**GIVEN TASK:** Render the records below as a numbered list, from the start of the records through the line containing "data-label: 80.0 % (189, 289, 228, 300)", with both ends included and blank lines omitted.

━━━ RAW RECORDS ━━━

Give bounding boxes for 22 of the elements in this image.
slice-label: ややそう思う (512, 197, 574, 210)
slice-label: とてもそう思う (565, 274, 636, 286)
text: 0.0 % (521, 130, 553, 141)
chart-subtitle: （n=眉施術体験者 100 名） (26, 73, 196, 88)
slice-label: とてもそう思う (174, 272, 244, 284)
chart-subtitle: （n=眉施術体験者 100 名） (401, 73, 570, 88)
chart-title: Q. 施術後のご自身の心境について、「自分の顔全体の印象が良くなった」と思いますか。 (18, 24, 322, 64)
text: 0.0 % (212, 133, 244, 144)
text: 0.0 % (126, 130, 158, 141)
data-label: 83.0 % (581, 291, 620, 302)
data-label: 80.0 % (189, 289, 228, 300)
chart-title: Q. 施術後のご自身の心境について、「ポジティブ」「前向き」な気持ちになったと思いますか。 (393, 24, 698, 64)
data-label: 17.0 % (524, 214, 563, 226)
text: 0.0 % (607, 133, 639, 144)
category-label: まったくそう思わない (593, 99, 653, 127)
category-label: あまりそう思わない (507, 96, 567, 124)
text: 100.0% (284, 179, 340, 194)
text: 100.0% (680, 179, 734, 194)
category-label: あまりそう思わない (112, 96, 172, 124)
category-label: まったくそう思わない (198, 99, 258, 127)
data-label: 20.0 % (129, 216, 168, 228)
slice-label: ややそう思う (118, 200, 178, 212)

━━━

**SOLUTION TO THE EXERCISE:**
1. Give bounding boxes for 22 of the elements in this image.
2. slice-label: ややそう思う (512, 197, 574, 210)
3. slice-label: とてもそう思う (565, 274, 636, 286)
4. text: 0.0 % (521, 130, 553, 141)
5. chart-subtitle: （n=眉施術体験者 100 名） (26, 73, 196, 88)
6. slice-label: とてもそう思う (174, 272, 244, 284)
7. chart-subtitle: （n=眉施術体験者 100 名） (401, 73, 570, 88)
8. chart-title: Q. 施術後のご自身の心境について、「自分の顔全体の印象が良くなった」と思いますか。 (18, 24, 322, 64)
9. text: 0.0 % (212, 133, 244, 144)
10. text: 0.0 % (126, 130, 158, 141)
11. data-label: 83.0 % (581, 291, 620, 302)
12. data-label: 80.0 % (189, 289, 228, 300)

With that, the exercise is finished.